WHAT TO PRODUCE: Using the data below, copy every line that contains the word "Production".

TASK INPUTS:

**********

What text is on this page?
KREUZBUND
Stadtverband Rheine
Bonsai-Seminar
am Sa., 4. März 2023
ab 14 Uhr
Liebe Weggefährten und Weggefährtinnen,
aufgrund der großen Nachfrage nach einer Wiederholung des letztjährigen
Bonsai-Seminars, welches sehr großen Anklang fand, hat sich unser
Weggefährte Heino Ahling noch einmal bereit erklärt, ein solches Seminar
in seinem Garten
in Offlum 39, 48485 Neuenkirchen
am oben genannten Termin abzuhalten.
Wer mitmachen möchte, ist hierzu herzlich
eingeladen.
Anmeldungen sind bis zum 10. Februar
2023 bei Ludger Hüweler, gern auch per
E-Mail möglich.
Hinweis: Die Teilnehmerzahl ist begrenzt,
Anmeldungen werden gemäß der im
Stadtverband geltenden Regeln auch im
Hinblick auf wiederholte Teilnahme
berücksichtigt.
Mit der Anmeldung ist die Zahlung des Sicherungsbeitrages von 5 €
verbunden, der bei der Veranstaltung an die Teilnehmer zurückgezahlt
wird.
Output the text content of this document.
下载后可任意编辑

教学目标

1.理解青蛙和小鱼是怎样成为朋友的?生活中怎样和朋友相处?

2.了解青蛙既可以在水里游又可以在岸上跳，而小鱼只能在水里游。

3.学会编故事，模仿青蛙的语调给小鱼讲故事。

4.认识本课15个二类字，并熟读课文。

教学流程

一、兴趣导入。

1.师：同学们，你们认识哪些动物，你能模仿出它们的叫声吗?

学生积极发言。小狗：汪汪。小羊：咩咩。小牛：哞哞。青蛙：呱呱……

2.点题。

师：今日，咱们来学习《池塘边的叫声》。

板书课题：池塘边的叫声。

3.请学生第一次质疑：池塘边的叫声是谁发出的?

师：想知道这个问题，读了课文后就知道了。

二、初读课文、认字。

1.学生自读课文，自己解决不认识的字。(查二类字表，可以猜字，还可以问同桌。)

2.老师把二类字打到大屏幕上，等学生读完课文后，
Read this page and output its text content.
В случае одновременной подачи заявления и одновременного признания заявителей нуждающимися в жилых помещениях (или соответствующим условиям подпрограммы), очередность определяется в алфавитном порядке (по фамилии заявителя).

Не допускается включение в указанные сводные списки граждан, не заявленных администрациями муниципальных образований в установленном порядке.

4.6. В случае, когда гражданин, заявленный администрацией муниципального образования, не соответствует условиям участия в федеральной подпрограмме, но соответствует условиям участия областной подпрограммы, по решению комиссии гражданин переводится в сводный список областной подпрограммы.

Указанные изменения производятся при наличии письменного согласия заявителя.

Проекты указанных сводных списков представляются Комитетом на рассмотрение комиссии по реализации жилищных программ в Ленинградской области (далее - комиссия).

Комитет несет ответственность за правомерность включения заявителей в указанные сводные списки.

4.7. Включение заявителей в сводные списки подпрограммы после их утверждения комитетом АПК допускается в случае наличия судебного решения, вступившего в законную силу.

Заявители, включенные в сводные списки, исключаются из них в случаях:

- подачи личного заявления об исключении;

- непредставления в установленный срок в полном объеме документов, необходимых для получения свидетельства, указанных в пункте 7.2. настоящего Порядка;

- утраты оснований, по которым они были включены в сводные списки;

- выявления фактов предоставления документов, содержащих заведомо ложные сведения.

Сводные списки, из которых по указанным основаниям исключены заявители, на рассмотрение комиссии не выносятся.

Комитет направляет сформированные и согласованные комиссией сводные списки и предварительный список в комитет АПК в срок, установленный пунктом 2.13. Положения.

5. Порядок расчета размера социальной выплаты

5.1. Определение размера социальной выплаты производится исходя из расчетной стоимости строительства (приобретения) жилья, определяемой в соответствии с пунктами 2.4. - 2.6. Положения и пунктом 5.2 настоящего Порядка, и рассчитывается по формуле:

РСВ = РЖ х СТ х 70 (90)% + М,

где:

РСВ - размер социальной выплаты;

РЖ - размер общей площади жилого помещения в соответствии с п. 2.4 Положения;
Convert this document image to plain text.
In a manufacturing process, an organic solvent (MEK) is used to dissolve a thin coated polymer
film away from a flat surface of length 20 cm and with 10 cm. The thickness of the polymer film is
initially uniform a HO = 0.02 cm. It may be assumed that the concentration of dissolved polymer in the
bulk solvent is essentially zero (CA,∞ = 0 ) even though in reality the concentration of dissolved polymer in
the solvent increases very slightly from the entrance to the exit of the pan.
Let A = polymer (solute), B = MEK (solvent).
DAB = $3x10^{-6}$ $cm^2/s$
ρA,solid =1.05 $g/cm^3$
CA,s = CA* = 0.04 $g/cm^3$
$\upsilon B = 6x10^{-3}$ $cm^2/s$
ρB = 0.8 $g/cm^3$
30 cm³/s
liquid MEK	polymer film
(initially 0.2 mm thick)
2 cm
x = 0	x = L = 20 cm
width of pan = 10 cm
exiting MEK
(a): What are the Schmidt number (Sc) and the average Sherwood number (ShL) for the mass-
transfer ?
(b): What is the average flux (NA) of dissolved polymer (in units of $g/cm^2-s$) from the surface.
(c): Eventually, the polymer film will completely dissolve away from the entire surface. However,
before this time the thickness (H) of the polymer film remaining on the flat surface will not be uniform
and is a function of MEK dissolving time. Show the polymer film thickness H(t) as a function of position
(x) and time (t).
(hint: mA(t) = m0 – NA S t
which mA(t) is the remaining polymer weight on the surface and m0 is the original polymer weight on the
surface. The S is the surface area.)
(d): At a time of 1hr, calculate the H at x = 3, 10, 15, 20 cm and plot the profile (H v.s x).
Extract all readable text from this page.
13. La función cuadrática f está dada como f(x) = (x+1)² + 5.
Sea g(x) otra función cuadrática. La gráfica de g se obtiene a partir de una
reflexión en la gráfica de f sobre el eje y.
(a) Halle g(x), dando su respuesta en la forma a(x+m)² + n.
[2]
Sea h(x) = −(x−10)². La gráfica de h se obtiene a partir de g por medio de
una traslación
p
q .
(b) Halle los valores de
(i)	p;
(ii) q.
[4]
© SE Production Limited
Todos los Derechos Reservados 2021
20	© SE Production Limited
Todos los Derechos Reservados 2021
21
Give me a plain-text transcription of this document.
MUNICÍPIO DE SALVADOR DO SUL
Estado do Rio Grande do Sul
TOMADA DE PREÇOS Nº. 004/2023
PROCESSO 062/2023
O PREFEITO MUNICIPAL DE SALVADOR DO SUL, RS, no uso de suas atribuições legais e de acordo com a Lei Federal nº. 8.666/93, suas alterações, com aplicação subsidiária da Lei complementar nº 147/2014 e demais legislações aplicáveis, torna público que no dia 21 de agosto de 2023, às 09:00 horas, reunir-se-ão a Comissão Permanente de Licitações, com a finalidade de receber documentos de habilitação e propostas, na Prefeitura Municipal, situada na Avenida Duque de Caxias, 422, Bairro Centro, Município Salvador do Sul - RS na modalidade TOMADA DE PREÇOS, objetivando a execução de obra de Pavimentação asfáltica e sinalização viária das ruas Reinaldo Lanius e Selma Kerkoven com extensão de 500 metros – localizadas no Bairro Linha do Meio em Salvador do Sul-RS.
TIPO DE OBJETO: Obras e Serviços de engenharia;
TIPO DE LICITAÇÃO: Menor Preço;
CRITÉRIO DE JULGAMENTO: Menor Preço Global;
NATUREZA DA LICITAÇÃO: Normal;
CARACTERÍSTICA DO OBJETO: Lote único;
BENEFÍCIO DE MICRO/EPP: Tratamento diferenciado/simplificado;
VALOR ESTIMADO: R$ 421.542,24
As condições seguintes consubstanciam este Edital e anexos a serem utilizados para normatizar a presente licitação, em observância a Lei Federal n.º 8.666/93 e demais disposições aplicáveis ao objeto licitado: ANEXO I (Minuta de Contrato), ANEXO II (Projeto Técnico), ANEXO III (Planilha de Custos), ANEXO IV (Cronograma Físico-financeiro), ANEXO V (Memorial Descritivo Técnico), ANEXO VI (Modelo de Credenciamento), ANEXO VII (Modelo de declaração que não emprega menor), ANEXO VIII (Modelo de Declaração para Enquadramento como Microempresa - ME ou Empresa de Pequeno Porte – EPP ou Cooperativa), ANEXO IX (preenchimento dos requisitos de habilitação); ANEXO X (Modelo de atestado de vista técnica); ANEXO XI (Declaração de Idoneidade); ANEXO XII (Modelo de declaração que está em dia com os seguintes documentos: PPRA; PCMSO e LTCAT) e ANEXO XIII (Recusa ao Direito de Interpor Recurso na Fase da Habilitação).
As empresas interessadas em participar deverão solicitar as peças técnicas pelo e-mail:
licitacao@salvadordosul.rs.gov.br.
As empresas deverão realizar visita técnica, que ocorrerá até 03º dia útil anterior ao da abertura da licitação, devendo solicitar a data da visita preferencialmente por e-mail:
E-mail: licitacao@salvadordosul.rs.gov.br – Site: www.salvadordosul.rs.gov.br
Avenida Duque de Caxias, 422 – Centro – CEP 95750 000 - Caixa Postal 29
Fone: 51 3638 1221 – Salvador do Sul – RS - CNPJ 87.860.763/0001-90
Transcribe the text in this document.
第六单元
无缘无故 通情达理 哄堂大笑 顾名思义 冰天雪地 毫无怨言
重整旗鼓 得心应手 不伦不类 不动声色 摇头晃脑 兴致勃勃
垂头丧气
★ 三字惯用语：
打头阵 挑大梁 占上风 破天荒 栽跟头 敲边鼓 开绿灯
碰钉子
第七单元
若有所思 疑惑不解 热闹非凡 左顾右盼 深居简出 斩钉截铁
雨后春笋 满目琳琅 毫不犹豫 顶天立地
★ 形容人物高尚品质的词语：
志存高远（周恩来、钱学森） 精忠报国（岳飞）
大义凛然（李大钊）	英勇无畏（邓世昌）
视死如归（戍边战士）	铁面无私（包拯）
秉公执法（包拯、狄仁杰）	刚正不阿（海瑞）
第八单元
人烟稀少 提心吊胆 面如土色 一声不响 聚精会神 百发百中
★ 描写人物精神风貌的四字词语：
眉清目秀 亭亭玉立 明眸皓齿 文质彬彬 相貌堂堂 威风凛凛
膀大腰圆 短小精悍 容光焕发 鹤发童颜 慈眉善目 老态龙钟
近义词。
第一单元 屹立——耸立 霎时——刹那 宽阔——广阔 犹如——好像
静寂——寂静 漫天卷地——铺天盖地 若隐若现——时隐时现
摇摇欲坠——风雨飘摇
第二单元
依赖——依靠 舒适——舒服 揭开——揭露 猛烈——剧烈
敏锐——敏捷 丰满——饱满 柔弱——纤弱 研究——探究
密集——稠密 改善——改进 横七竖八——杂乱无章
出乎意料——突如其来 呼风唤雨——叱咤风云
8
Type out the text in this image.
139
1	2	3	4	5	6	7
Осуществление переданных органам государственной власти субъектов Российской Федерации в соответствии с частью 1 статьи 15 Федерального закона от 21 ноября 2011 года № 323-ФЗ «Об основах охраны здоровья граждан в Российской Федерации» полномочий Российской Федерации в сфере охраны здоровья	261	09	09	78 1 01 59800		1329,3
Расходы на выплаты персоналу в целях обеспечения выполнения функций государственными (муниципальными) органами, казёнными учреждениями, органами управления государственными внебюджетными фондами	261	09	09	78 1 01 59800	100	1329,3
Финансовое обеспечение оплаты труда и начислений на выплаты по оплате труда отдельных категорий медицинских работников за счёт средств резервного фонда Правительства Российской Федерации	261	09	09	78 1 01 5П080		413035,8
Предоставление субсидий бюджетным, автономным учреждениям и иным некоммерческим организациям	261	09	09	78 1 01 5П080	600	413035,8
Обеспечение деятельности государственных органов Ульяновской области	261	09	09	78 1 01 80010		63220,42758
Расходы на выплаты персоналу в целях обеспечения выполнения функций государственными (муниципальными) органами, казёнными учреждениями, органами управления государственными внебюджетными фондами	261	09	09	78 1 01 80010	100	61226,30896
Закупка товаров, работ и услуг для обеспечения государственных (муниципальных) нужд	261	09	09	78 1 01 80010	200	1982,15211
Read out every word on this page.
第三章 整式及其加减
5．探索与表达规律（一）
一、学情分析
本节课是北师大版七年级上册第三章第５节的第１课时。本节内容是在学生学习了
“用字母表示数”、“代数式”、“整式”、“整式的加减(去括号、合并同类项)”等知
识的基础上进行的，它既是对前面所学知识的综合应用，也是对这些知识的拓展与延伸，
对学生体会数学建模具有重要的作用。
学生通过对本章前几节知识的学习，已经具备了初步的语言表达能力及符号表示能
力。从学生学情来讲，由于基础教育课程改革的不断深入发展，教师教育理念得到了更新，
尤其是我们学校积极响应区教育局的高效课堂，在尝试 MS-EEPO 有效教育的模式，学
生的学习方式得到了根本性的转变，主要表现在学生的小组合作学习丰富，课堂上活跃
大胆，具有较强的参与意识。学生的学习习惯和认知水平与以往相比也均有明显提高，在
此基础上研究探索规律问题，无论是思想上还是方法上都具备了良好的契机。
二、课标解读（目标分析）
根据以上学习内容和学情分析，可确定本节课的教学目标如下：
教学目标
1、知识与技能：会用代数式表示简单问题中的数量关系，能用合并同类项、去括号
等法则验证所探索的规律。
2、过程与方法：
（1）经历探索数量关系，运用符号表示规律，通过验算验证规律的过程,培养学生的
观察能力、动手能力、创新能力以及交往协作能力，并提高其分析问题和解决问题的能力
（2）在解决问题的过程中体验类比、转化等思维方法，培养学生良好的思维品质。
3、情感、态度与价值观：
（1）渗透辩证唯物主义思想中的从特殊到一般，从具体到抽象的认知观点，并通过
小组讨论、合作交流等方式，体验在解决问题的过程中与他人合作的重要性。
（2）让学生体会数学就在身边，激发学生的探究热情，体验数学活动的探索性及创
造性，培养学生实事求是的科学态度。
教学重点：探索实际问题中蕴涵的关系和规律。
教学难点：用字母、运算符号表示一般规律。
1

**********

OUTPUT:
© SE Production Limited
20	© SE Production Limited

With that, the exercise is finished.